All entries are to be given again verbatim.

[Dataset entries]
[BEGIN]
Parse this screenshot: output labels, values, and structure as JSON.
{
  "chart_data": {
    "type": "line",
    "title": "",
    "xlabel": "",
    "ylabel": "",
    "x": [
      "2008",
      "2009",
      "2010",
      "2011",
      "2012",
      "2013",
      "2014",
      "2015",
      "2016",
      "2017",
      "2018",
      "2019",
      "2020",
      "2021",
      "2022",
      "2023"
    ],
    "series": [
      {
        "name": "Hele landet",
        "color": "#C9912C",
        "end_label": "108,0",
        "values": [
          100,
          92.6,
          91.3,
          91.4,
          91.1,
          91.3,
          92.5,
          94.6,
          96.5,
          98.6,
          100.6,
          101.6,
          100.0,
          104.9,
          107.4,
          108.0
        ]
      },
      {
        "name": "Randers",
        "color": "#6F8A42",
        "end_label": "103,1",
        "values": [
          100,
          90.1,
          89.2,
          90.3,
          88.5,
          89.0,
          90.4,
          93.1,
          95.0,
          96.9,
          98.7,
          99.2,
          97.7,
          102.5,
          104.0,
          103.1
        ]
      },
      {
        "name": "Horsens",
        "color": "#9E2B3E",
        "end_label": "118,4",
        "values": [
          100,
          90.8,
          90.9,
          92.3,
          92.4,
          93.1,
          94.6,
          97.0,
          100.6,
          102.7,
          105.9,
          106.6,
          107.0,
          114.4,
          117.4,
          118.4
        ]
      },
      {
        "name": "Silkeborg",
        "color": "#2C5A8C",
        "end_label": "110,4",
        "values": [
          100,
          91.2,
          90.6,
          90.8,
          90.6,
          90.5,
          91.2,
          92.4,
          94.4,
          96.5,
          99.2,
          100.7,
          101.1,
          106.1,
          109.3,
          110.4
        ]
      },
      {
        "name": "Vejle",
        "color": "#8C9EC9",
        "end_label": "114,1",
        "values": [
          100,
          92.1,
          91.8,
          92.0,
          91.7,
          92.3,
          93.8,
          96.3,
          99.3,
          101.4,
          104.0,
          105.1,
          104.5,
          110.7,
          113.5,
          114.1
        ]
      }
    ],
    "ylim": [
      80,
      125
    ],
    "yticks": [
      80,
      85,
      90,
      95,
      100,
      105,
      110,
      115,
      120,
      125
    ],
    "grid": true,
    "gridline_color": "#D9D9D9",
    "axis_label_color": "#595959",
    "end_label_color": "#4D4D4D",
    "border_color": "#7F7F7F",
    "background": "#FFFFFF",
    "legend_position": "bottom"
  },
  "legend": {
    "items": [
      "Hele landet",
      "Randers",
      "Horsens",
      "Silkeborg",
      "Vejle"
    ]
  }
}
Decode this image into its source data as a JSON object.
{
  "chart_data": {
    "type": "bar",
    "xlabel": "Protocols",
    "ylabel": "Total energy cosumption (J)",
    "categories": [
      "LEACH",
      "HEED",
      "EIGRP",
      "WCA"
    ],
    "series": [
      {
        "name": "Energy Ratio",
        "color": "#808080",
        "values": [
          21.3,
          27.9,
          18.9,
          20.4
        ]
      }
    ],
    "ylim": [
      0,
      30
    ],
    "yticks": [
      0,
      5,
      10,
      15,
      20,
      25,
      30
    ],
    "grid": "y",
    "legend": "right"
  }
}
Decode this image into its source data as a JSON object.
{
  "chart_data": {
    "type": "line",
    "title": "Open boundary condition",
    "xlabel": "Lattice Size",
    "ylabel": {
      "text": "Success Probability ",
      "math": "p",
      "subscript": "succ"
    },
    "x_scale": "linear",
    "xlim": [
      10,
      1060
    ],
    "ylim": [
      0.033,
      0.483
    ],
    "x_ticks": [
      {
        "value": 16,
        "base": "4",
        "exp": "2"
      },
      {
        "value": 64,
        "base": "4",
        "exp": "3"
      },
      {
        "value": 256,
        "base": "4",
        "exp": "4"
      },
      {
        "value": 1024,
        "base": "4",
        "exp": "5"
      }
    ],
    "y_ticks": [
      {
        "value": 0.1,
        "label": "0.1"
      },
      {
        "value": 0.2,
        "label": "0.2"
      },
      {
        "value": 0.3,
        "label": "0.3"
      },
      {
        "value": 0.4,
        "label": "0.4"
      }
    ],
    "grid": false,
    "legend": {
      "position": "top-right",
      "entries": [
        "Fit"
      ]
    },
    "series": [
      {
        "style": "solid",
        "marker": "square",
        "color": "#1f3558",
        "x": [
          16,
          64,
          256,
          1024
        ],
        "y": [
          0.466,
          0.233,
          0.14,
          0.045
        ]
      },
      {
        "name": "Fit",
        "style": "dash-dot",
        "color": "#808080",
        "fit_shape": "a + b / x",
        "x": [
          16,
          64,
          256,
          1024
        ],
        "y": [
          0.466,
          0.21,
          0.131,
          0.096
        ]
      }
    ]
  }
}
[END]
Complete response:
Parse this screenshot: output labels, values, and structure as JSON.
{
  "chart_data": {
    "type": "line",
    "title": "",
    "xlabel": "",
    "ylabel": "",
    "x": [
      "2008",
      "2009",
      "2010",
      "2011",
      "2012",
      "2013",
      "2014",
      "2015",
      "2016",
      "2017",
      "2018",
      "2019",
      "2020",
      "2021",
      "2022",
      "2023"
    ],
    "series": [
      {
        "name": "Hele landet",
        "color": "#C9912C",
        "end_label": "108,0",
        "values": [
          100,
          92.6,
          91.3,
          91.4,
          91.1,
          91.3,
          92.5,
          94.6,
          96.5,
          98.6,
          100.6,
          101.6,
          100.0,
          104.9,
          107.4,
          108.0
        ]
      },
      {
        "name": "Randers",
        "color": "#6F8A42",
        "end_label": "103,1",
        "values": [
          100,
          90.1,
          89.2,
          90.3,
          88.5,
          89.0,
          90.4,
          93.1,
          95.0,
          96.9,
          98.7,
          99.2,
          97.7,
          102.5,
          104.0,
          103.1
        ]
      },
      {
        "name": "Horsens",
        "color": "#9E2B3E",
        "end_label": "118,4",
        "values": [
          100,
          90.8,
          90.9,
          92.3,
          92.4,
          93.1,
          94.6,
          97.0,
          100.6,
          102.7,
          105.9,
          106.6,
          107.0,
          114.4,
          117.4,
          118.4
        ]
      },
      {
        "name": "Silkeborg",
        "color": "#2C5A8C",
        "end_label": "110,4",
        "values": [
          100,
          91.2,
          90.6,
          90.8,
          90.6,
          90.5,
          91.2,
          92.4,
          94.4,
          96.5,
          99.2,
          100.7,
          101.1,
          106.1,
          109.3,
          110.4
        ]
      },
      {
        "name": "Vejle",
        "color": "#8C9EC9",
        "end_label": "114,1",
        "values": [
          100,
          92.1,
          91.8,
          92.0,
          91.7,
          92.3,
          93.8,
          96.3,
          99.3,
          101.4,
          104.0,
          105.1,
          104.5,
          110.7,
          113.5,
          114.1
        ]
      }
    ],
    "ylim": [
      80,
      125
    ],
    "yticks": [
      80,
      85,
      90,
      95,
      100,
      105,
      110,
      115,
      120,
      125
    ],
    "grid": true,
    "gridline_color": "#D9D9D9",
    "axis_label_color": "#595959",
    "end_label_color": "#4D4D4D",
    "border_color": "#7F7F7F",
    "background": "#FFFFFF",
    "legend_position": "bottom"
  },
  "legend": {
    "items": [
      "Hele landet",
      "Randers",
      "Horsens",
      "Silkeborg",
      "Vejle"
    ]
  }
}
Decode this image into its source data as a JSON object.
{
  "chart_data": {
    "type": "bar",
    "xlabel": "Protocols",
    "ylabel": "Total energy cosumption (J)",
    "categories": [
      "LEACH",
      "HEED",
      "EIGRP",
      "WCA"
    ],
    "series": [
      {
        "name": "Energy Ratio",
        "color": "#808080",
        "values": [
          21.3,
          27.9,
          18.9,
          20.4
        ]
      }
    ],
    "ylim": [
      0,
      30
    ],
    "yticks": [
      0,
      5,
      10,
      15,
      20,
      25,
      30
    ],
    "grid": "y",
    "legend": "right"
  }
}
Decode this image into its source data as a JSON object.
{
  "chart_data": {
    "type": "line",
    "title": "Open boundary condition",
    "xlabel": "Lattice Size",
    "ylabel": {
      "text": "Success Probability ",
      "math": "p",
      "subscript": "succ"
    },
    "x_scale": "linear",
    "xlim": [
      10,
      1060
    ],
    "ylim": [
      0.033,
      0.483
    ],
    "x_ticks": [
      {
        "value": 16,
        "base": "4",
        "exp": "2"
      },
      {
        "value": 64,
        "base": "4",
        "exp": "3"
      },
      {
        "value": 256,
        "base": "4",
        "exp": "4"
      },
      {
        "value": 1024,
        "base": "4",
        "exp": "5"
      }
    ],
    "y_ticks": [
      {
        "value": 0.1,
        "label": "0.1"
      },
      {
        "value": 0.2,
        "label": "0.2"
      },
      {
        "value": 0.3,
        "label": "0.3"
      },
      {
        "value": 0.4,
        "label": "0.4"
      }
    ],
    "grid": false,
    "legend": {
      "position": "top-right",
      "entries": [
        "Fit"
      ]
    },
    "series": [
      {
        "style": "solid",
        "marker": "square",
        "color": "#1f3558",
        "x": [
          16,
          64,
          256,
          1024
        ],
        "y": [
          0.466,
          0.233,
          0.14,
          0.045
        ]
      },
      {
        "name": "Fit",
        "style": "dash-dot",
        "color": "#808080",
        "fit_shape": "a + b / x",
        "x": [
          16,
          64,
          256,
          1024
        ],
        "y": [
          0.466,
          0.21,
          0.131,
          0.096
        ]
      }
    ]
  }
}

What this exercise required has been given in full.